STATED GOAL —
Quote the records that follow in full, leaving the pictures out.

Collected data:
_ _ _

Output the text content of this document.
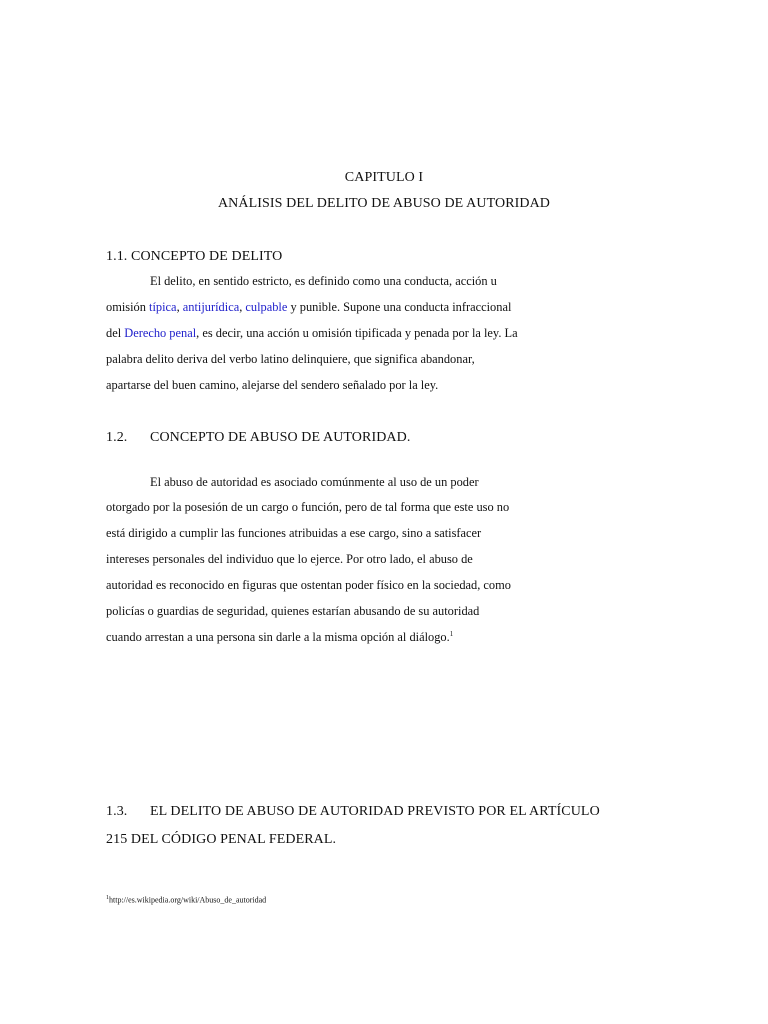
CAPITULO I
ANÁLISIS DEL DELITO DE ABUSO DE AUTORIDAD
1.1. CONCEPTO DE DELITO
El delito, en sentido estricto, es definido como una conducta, acción u
omisión típica, antijurídica, culpable y punible. Supone una conducta infraccional
del Derecho penal, es decir, una acción u omisión tipificada y penada por la ley. La
palabra delito deriva del verbo latino delinquiere, que significa abandonar,
apartarse del buen camino, alejarse del sendero señalado por la ley.
1.2. CONCEPTO DE ABUSO DE AUTORIDAD.
El abuso de autoridad es asociado comúnmente al uso de un poder
otorgado por la posesión de un cargo o función, pero de tal forma que este uso no
está dirigido a cumplir las funciones atribuidas a ese cargo, sino a satisfacer
intereses personales del individuo que lo ejerce. Por otro lado, el abuso de
autoridad es reconocido en figuras que ostentan poder físico en la sociedad, como
policías o guardias de seguridad, quienes estarían abusando de su autoridad
cuando arrestan a una persona sin darle a la misma opción al diálogo.$^1$
1.3. EL DELITO DE ABUSO DE AUTORIDAD PREVISTO POR EL ARTÍCULO
215 DEL CÓDIGO PENAL FEDERAL.
$^1$http://es.wikipedia.org/wiki/Abuso_de_autoridad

_ _ _

OUTPUT —
Output the text content of this document.
CAPITULO I
ANÁLISIS DEL DELITO DE ABUSO DE AUTORIDAD
1.1. CONCEPTO DE DELITO
El delito, en sentido estricto, es definido como una conducta, acción u
omisión típica, antijurídica, culpable y punible. Supone una conducta infraccional
del Derecho penal, es decir, una acción u omisión tipificada y penada por la ley. La
palabra delito deriva del verbo latino delinquiere, que significa abandonar,
apartarse del buen camino, alejarse del sendero señalado por la ley.
1.2. CONCEPTO DE ABUSO DE AUTORIDAD.
El abuso de autoridad es asociado comúnmente al uso de un poder
otorgado por la posesión de un cargo o función, pero de tal forma que este uso no
está dirigido a cumplir las funciones atribuidas a ese cargo, sino a satisfacer
intereses personales del individuo que lo ejerce. Por otro lado, el abuso de
autoridad es reconocido en figuras que ostentan poder físico en la sociedad, como
policías o guardias de seguridad, quienes estarían abusando de su autoridad
cuando arrestan a una persona sin darle a la misma opción al diálogo.$^1$
1.3. EL DELITO DE ABUSO DE AUTORIDAD PREVISTO POR EL ARTÍCULO
215 DEL CÓDIGO PENAL FEDERAL.
$^1$http://es.wikipedia.org/wiki/Abuso_de_autoridad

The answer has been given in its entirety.